**Task to carry out:** Pull out every line in the data that has the string "nominal" in it.

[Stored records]
::::::

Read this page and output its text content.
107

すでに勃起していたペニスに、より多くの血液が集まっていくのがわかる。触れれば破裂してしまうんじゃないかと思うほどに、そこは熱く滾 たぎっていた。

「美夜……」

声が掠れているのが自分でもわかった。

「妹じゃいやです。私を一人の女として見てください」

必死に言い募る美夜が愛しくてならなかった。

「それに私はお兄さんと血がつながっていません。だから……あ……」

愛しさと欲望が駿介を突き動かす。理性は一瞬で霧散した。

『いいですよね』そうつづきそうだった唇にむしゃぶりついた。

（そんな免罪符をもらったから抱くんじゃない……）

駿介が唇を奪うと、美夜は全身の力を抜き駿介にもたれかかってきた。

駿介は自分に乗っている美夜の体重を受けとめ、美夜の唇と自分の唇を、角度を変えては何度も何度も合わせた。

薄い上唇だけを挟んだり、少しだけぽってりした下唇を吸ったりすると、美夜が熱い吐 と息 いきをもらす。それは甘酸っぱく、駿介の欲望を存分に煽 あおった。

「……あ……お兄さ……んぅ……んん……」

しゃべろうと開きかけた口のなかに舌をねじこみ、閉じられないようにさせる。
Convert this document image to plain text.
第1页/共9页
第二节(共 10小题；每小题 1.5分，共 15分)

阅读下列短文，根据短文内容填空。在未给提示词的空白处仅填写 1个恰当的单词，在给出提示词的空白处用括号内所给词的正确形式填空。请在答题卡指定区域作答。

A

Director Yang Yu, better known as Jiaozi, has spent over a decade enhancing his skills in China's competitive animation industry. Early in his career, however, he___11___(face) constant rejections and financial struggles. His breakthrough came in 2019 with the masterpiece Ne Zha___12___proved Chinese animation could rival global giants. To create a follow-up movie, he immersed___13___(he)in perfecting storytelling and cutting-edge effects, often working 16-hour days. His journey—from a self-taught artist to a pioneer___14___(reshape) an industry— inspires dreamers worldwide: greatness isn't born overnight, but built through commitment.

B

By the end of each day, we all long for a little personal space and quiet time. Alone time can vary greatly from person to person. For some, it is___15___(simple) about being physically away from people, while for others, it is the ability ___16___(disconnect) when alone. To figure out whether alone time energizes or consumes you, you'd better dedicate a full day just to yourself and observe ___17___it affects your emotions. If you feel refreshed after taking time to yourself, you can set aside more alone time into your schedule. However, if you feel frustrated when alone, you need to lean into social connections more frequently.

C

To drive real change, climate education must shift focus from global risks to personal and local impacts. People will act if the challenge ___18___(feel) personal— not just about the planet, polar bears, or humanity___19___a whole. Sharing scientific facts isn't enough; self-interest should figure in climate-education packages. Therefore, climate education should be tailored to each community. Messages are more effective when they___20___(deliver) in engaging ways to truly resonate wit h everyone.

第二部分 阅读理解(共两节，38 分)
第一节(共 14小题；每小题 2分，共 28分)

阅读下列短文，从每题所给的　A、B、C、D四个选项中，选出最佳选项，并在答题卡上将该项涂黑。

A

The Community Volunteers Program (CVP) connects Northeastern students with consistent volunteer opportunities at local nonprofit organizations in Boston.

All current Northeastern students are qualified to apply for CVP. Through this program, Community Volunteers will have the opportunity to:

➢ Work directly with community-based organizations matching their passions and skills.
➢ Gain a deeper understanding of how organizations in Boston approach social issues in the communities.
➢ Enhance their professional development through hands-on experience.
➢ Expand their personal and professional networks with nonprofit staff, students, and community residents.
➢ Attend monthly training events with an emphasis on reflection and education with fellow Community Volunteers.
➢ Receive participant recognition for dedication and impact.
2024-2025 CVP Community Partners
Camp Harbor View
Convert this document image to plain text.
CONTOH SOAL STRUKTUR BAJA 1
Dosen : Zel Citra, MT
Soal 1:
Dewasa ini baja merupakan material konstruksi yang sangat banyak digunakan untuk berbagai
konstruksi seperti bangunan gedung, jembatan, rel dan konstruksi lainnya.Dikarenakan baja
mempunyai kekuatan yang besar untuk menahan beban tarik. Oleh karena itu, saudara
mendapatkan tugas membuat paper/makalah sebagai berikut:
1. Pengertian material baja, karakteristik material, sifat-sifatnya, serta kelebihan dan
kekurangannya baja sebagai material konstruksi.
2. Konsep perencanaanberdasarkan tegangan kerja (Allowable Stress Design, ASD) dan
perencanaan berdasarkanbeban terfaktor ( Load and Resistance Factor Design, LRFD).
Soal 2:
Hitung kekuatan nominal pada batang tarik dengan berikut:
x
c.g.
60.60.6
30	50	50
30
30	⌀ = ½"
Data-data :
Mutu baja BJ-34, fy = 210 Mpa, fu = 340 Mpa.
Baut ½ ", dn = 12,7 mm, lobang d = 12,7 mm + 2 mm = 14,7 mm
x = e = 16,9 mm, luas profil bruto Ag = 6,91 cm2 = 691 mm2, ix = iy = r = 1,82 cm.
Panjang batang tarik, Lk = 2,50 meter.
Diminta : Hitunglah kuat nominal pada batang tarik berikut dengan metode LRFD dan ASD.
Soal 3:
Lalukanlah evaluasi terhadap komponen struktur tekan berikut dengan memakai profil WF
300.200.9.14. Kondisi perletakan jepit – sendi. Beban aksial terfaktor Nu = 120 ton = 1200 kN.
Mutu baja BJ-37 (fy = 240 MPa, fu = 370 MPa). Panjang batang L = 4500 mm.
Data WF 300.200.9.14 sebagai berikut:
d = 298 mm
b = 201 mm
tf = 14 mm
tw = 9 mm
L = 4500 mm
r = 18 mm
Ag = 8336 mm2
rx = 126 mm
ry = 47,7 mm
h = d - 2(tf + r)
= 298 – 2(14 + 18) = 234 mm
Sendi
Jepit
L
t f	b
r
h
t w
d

::::::

**The result:**
Hitung kekuatan nominal pada batang tarik dengan berikut:
Diminta : Hitunglah kuat nominal pada batang tarik berikut dengan metode LRFD dan ASD.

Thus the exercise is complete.